**Task objective**. Count how many lines contain the word "this". Respond with the number alone.

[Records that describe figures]

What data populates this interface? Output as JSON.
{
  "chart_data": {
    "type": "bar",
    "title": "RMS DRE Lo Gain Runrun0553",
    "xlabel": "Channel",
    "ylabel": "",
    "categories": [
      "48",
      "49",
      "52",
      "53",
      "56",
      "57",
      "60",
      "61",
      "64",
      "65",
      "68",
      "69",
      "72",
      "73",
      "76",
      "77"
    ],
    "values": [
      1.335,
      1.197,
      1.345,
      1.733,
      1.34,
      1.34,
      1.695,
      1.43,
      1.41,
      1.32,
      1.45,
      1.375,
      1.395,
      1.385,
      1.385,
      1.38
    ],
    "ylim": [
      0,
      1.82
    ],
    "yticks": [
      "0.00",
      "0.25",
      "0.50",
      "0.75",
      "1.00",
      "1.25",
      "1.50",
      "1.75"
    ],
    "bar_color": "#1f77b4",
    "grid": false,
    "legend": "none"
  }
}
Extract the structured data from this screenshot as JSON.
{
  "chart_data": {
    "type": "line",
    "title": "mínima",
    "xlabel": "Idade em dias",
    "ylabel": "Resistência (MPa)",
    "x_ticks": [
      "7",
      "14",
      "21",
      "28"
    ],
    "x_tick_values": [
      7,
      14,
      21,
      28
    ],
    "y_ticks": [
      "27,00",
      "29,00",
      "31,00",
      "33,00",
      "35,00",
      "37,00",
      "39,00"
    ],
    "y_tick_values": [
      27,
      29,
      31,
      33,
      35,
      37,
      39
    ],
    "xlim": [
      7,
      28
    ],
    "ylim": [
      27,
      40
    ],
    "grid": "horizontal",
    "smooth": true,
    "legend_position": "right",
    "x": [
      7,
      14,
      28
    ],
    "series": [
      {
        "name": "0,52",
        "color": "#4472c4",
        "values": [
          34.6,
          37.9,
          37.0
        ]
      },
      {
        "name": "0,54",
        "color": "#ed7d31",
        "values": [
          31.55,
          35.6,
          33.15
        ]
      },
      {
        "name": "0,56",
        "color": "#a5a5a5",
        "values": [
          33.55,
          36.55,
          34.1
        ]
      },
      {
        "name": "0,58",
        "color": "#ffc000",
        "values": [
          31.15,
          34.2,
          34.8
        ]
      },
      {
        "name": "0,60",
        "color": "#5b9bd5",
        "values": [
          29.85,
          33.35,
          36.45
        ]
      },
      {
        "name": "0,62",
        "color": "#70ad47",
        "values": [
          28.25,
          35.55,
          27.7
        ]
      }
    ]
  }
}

**Final result**. 2